TASK ITEM
Repeat every record below exactly as written.

GIVEN RECORDS
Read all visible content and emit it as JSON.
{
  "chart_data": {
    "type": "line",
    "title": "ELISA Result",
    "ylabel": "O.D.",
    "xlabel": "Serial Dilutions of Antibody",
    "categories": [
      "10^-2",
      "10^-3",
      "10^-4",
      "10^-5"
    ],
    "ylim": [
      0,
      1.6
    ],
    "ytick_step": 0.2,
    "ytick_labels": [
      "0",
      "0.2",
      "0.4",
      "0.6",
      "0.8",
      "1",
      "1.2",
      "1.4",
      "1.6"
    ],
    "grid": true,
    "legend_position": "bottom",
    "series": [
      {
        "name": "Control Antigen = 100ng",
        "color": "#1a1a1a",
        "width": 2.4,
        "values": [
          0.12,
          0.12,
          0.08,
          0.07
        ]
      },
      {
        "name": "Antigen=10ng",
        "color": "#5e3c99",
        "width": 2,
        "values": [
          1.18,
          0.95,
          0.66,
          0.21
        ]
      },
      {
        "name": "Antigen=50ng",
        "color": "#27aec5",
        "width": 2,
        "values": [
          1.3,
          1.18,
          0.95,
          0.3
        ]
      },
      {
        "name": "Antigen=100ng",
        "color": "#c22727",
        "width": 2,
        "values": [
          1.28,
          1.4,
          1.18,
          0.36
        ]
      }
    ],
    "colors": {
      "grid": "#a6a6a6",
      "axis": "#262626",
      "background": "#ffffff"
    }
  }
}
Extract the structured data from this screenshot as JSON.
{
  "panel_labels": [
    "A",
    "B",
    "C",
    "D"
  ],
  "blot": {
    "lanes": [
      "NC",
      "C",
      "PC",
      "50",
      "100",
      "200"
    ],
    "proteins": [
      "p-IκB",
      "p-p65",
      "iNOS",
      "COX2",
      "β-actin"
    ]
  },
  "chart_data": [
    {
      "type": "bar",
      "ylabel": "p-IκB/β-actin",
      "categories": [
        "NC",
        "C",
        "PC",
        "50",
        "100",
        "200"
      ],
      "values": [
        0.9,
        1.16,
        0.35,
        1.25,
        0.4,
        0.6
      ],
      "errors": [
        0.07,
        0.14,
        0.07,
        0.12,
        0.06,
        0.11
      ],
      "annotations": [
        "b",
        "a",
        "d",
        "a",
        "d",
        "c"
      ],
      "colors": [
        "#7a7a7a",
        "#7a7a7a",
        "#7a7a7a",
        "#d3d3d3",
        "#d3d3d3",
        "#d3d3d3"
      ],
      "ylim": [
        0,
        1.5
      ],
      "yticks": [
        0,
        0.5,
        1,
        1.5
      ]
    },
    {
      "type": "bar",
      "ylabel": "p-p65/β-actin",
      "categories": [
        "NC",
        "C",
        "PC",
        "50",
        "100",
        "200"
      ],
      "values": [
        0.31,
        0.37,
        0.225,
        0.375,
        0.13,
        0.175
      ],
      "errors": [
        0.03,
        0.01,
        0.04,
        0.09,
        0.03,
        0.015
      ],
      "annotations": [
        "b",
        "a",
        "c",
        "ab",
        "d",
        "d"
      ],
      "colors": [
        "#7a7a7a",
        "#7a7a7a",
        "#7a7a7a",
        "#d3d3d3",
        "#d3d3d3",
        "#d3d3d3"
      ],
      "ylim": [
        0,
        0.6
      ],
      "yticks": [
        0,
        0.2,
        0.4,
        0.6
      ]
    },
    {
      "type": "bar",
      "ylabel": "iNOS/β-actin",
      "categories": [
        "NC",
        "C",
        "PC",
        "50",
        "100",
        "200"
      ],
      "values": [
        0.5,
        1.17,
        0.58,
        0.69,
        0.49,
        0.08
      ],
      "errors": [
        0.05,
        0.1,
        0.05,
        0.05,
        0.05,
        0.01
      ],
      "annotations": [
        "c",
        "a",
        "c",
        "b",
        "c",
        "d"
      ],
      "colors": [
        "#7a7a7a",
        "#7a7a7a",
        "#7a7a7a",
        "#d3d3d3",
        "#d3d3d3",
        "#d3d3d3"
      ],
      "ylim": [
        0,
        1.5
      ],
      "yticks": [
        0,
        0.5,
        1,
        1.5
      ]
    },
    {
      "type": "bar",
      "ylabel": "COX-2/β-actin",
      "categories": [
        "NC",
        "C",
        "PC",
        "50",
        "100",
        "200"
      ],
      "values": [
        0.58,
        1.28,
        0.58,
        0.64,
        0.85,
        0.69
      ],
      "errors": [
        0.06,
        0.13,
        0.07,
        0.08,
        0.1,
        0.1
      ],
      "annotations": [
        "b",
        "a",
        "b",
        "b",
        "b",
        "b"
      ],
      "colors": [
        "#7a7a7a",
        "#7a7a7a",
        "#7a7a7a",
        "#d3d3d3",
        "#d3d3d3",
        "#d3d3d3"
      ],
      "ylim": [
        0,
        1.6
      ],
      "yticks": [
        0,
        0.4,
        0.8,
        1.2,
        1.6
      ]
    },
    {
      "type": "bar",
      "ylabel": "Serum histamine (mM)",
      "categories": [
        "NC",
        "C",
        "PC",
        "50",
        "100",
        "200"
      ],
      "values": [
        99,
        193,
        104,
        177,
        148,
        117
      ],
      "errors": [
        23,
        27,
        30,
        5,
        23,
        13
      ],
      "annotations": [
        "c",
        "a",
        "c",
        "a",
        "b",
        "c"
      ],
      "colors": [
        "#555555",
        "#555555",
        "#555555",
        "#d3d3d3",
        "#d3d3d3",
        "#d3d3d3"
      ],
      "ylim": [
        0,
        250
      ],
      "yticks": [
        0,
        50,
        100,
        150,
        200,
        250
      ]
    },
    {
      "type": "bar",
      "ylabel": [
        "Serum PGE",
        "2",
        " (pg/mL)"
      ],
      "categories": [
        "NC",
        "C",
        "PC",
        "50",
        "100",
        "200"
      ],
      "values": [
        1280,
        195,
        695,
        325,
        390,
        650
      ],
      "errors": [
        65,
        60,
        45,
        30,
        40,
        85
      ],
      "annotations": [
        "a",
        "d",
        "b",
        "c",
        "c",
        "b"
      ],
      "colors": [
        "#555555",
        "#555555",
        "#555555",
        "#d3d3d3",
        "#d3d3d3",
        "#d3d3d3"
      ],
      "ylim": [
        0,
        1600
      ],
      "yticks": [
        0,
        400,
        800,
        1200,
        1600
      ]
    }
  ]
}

RESPONSE AREA
Read all visible content and emit it as JSON.
{
  "chart_data": {
    "type": "line",
    "title": "ELISA Result",
    "ylabel": "O.D.",
    "xlabel": "Serial Dilutions of Antibody",
    "categories": [
      "10^-2",
      "10^-3",
      "10^-4",
      "10^-5"
    ],
    "ylim": [
      0,
      1.6
    ],
    "ytick_step": 0.2,
    "ytick_labels": [
      "0",
      "0.2",
      "0.4",
      "0.6",
      "0.8",
      "1",
      "1.2",
      "1.4",
      "1.6"
    ],
    "grid": true,
    "legend_position": "bottom",
    "series": [
      {
        "name": "Control Antigen = 100ng",
        "color": "#1a1a1a",
        "width": 2.4,
        "values": [
          0.12,
          0.12,
          0.08,
          0.07
        ]
      },
      {
        "name": "Antigen=10ng",
        "color": "#5e3c99",
        "width": 2,
        "values": [
          1.18,
          0.95,
          0.66,
          0.21
        ]
      },
      {
        "name": "Antigen=50ng",
        "color": "#27aec5",
        "width": 2,
        "values": [
          1.3,
          1.18,
          0.95,
          0.3
        ]
      },
      {
        "name": "Antigen=100ng",
        "color": "#c22727",
        "width": 2,
        "values": [
          1.28,
          1.4,
          1.18,
          0.36
        ]
      }
    ],
    "colors": {
      "grid": "#a6a6a6",
      "axis": "#262626",
      "background": "#ffffff"
    }
  }
}
Extract the structured data from this screenshot as JSON.
{
  "panel_labels": [
    "A",
    "B",
    "C",
    "D"
  ],
  "blot": {
    "lanes": [
      "NC",
      "C",
      "PC",
      "50",
      "100",
      "200"
    ],
    "proteins": [
      "p-IκB",
      "p-p65",
      "iNOS",
      "COX2",
      "β-actin"
    ]
  },
  "chart_data": [
    {
      "type": "bar",
      "ylabel": "p-IκB/β-actin",
      "categories": [
        "NC",
        "C",
        "PC",
        "50",
        "100",
        "200"
      ],
      "values": [
        0.9,
        1.16,
        0.35,
        1.25,
        0.4,
        0.6
      ],
      "errors": [
        0.07,
        0.14,
        0.07,
        0.12,
        0.06,
        0.11
      ],
      "annotations": [
        "b",
        "a",
        "d",
        "a",
        "d",
        "c"
      ],
      "colors": [
        "#7a7a7a",
        "#7a7a7a",
        "#7a7a7a",
        "#d3d3d3",
        "#d3d3d3",
        "#d3d3d3"
      ],
      "ylim": [
        0,
        1.5
      ],
      "yticks": [
        0,
        0.5,
        1,
        1.5
      ]
    },
    {
      "type": "bar",
      "ylabel": "p-p65/β-actin",
      "categories": [
        "NC",
        "C",
        "PC",
        "50",
        "100",
        "200"
      ],
      "values": [
        0.31,
        0.37,
        0.225,
        0.375,
        0.13,
        0.175
      ],
      "errors": [
        0.03,
        0.01,
        0.04,
        0.09,
        0.03,
        0.015
      ],
      "annotations": [
        "b",
        "a",
        "c",
        "ab",
        "d",
        "d"
      ],
      "colors": [
        "#7a7a7a",
        "#7a7a7a",
        "#7a7a7a",
        "#d3d3d3",
        "#d3d3d3",
        "#d3d3d3"
      ],
      "ylim": [
        0,
        0.6
      ],
      "yticks": [
        0,
        0.2,
        0.4,
        0.6
      ]
    },
    {
      "type": "bar",
      "ylabel": "iNOS/β-actin",
      "categories": [
        "NC",
        "C",
        "PC",
        "50",
        "100",
        "200"
      ],
      "values": [
        0.5,
        1.17,
        0.58,
        0.69,
        0.49,
        0.08
      ],
      "errors": [
        0.05,
        0.1,
        0.05,
        0.05,
        0.05,
        0.01
      ],
      "annotations": [
        "c",
        "a",
        "c",
        "b",
        "c",
        "d"
      ],
      "colors": [
        "#7a7a7a",
        "#7a7a7a",
        "#7a7a7a",
        "#d3d3d3",
        "#d3d3d3",
        "#d3d3d3"
      ],
      "ylim": [
        0,
        1.5
      ],
      "yticks": [
        0,
        0.5,
        1,
        1.5
      ]
    },
    {
      "type": "bar",
      "ylabel": "COX-2/β-actin",
      "categories": [
        "NC",
        "C",
        "PC",
        "50",
        "100",
        "200"
      ],
      "values": [
        0.58,
        1.28,
        0.58,
        0.64,
        0.85,
        0.69
      ],
      "errors": [
        0.06,
        0.13,
        0.07,
        0.08,
        0.1,
        0.1
      ],
      "annotations": [
        "b",
        "a",
        "b",
        "b",
        "b",
        "b"
      ],
      "colors": [
        "#7a7a7a",
        "#7a7a7a",
        "#7a7a7a",
        "#d3d3d3",
        "#d3d3d3",
        "#d3d3d3"
      ],
      "ylim": [
        0,
        1.6
      ],
      "yticks": [
        0,
        0.4,
        0.8,
        1.2,
        1.6
      ]
    },
    {
      "type": "bar",
      "ylabel": "Serum histamine (mM)",
      "categories": [
        "NC",
        "C",
        "PC",
        "50",
        "100",
        "200"
      ],
      "values": [
        99,
        193,
        104,
        177,
        148,
        117
      ],
      "errors": [
        23,
        27,
        30,
        5,
        23,
        13
      ],
      "annotations": [
        "c",
        "a",
        "c",
        "a",
        "b",
        "c"
      ],
      "colors": [
        "#555555",
        "#555555",
        "#555555",
        "#d3d3d3",
        "#d3d3d3",
        "#d3d3d3"
      ],
      "ylim": [
        0,
        250
      ],
      "yticks": [
        0,
        50,
        100,
        150,
        200,
        250
      ]
    },
    {
      "type": "bar",
      "ylabel": [
        "Serum PGE",
        "2",
        " (pg/mL)"
      ],
      "categories": [
        "NC",
        "C",
        "PC",
        "50",
        "100",
        "200"
      ],
      "values": [
        1280,
        195,
        695,
        325,
        390,
        650
      ],
      "errors": [
        65,
        60,
        45,
        30,
        40,
        85
      ],
      "annotations": [
        "a",
        "d",
        "b",
        "c",
        "c",
        "b"
      ],
      "colors": [
        "#555555",
        "#555555",
        "#555555",
        "#d3d3d3",
        "#d3d3d3",
        "#d3d3d3"
      ],
      "ylim": [
        0,
        1600
      ],
      "yticks": [
        0,
        400,
        800,
        1200,
        1600
      ]
    }
  ]
}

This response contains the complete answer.